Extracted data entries
## Start
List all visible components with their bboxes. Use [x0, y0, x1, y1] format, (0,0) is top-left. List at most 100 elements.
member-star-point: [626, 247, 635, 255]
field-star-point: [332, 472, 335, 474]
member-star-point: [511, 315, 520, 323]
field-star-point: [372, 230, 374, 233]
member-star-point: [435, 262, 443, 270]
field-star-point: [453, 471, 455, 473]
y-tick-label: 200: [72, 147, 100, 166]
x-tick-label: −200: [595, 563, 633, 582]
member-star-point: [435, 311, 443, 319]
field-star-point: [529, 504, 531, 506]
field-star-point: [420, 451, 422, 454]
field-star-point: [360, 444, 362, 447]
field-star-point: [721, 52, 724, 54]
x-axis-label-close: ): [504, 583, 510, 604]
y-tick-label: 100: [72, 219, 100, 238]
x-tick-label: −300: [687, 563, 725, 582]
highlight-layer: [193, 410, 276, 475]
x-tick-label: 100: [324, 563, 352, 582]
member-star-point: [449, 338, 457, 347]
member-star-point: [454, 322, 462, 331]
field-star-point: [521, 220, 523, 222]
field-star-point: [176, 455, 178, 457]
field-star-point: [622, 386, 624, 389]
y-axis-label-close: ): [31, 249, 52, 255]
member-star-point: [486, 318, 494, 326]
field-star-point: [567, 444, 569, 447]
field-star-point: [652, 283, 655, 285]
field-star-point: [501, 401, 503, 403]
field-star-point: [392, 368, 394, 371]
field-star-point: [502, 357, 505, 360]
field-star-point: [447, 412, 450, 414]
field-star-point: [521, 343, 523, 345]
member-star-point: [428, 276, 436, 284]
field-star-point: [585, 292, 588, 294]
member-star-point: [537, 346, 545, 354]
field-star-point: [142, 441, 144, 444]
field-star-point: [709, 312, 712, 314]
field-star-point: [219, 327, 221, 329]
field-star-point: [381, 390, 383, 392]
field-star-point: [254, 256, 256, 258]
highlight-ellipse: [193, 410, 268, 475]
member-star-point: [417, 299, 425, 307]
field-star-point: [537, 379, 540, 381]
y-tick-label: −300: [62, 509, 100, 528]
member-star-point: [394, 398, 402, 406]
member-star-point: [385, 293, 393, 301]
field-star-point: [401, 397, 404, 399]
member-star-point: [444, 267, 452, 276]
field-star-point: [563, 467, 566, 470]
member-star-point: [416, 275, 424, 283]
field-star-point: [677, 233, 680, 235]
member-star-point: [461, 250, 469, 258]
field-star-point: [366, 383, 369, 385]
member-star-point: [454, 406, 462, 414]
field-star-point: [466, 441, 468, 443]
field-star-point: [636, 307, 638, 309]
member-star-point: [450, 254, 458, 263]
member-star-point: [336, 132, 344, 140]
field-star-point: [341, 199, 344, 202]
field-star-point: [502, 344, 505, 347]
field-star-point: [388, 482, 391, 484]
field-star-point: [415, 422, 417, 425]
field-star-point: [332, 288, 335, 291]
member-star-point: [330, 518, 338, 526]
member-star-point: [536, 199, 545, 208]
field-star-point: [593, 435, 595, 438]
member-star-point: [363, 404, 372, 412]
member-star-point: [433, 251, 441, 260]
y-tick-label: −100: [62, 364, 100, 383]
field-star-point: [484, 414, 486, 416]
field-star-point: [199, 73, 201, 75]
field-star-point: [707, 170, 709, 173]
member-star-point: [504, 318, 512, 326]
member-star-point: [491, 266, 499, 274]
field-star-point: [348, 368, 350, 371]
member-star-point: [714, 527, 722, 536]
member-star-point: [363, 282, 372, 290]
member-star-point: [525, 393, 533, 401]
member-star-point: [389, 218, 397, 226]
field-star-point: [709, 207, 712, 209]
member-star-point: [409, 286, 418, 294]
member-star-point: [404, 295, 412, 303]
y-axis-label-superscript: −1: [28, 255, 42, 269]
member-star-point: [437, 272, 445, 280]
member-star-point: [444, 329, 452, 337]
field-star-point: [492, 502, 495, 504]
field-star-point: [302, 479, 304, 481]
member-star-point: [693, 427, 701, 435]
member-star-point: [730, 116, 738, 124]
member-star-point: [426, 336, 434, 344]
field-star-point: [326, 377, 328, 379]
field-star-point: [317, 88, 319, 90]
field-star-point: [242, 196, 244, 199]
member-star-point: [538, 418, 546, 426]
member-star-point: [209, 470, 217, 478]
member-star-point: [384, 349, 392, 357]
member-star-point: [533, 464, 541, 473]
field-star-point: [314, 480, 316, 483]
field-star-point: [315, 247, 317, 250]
## End
Reproduce the data above, switching every "member-star-point" to "cluster-member-point" and leaving everything else unchanged.

List all visible components with their bboxes. Use [x0, y0, x1, y1] format, (0,0) is top-left. List at most 100 elements.
cluster-member-point: [626, 247, 635, 255]
field-star-point: [332, 472, 335, 474]
cluster-member-point: [511, 315, 520, 323]
field-star-point: [372, 230, 374, 233]
cluster-member-point: [435, 262, 443, 270]
field-star-point: [453, 471, 455, 473]
y-tick-label: 200: [72, 147, 100, 166]
x-tick-label: −200: [595, 563, 633, 582]
cluster-member-point: [435, 311, 443, 319]
field-star-point: [529, 504, 531, 506]
field-star-point: [420, 451, 422, 454]
field-star-point: [360, 444, 362, 447]
field-star-point: [721, 52, 724, 54]
x-axis-label-close: ): [504, 583, 510, 604]
y-tick-label: 100: [72, 219, 100, 238]
x-tick-label: −300: [687, 563, 725, 582]
highlight-layer: [193, 410, 276, 475]
x-tick-label: 100: [324, 563, 352, 582]
cluster-member-point: [449, 338, 457, 347]
cluster-member-point: [454, 322, 462, 331]
field-star-point: [521, 220, 523, 222]
field-star-point: [176, 455, 178, 457]
field-star-point: [622, 386, 624, 389]
y-axis-label-close: ): [31, 249, 52, 255]
cluster-member-point: [486, 318, 494, 326]
field-star-point: [567, 444, 569, 447]
field-star-point: [652, 283, 655, 285]
field-star-point: [501, 401, 503, 403]
field-star-point: [392, 368, 394, 371]
field-star-point: [502, 357, 505, 360]
field-star-point: [447, 412, 450, 414]
field-star-point: [521, 343, 523, 345]
cluster-member-point: [428, 276, 436, 284]
field-star-point: [585, 292, 588, 294]
cluster-member-point: [537, 346, 545, 354]
field-star-point: [142, 441, 144, 444]
field-star-point: [709, 312, 712, 314]
field-star-point: [219, 327, 221, 329]
field-star-point: [381, 390, 383, 392]
field-star-point: [254, 256, 256, 258]
highlight-ellipse: [193, 410, 268, 475]
cluster-member-point: [417, 299, 425, 307]
field-star-point: [537, 379, 540, 381]
y-tick-label: −300: [62, 509, 100, 528]
cluster-member-point: [394, 398, 402, 406]
cluster-member-point: [385, 293, 393, 301]
field-star-point: [401, 397, 404, 399]
cluster-member-point: [444, 267, 452, 276]
field-star-point: [563, 467, 566, 470]
cluster-member-point: [416, 275, 424, 283]
field-star-point: [677, 233, 680, 235]
cluster-member-point: [461, 250, 469, 258]
field-star-point: [366, 383, 369, 385]
cluster-member-point: [454, 406, 462, 414]
field-star-point: [466, 441, 468, 443]
field-star-point: [636, 307, 638, 309]
cluster-member-point: [450, 254, 458, 263]
cluster-member-point: [336, 132, 344, 140]
field-star-point: [341, 199, 344, 202]
field-star-point: [502, 344, 505, 347]
field-star-point: [388, 482, 391, 484]
field-star-point: [415, 422, 417, 425]
field-star-point: [332, 288, 335, 291]
cluster-member-point: [330, 518, 338, 526]
cluster-member-point: [536, 199, 545, 208]
field-star-point: [593, 435, 595, 438]
cluster-member-point: [363, 404, 372, 412]
cluster-member-point: [433, 251, 441, 260]
y-tick-label: −100: [62, 364, 100, 383]
field-star-point: [484, 414, 486, 416]
field-star-point: [199, 73, 201, 75]
field-star-point: [707, 170, 709, 173]
cluster-member-point: [504, 318, 512, 326]
cluster-member-point: [491, 266, 499, 274]
field-star-point: [348, 368, 350, 371]
cluster-member-point: [714, 527, 722, 536]
cluster-member-point: [363, 282, 372, 290]
cluster-member-point: [525, 393, 533, 401]
cluster-member-point: [389, 218, 397, 226]
field-star-point: [709, 207, 712, 209]
cluster-member-point: [409, 286, 418, 294]
cluster-member-point: [404, 295, 412, 303]
y-axis-label-superscript: −1: [28, 255, 42, 269]
cluster-member-point: [437, 272, 445, 280]
cluster-member-point: [444, 329, 452, 337]
field-star-point: [492, 502, 495, 504]
field-star-point: [302, 479, 304, 481]
cluster-member-point: [693, 427, 701, 435]
cluster-member-point: [730, 116, 738, 124]
cluster-member-point: [426, 336, 434, 344]
field-star-point: [326, 377, 328, 379]
field-star-point: [317, 88, 319, 90]
field-star-point: [242, 196, 244, 199]
cluster-member-point: [538, 418, 546, 426]
cluster-member-point: [209, 470, 217, 478]
cluster-member-point: [384, 349, 392, 357]
cluster-member-point: [533, 464, 541, 473]
field-star-point: [314, 480, 316, 483]
field-star-point: [315, 247, 317, 250]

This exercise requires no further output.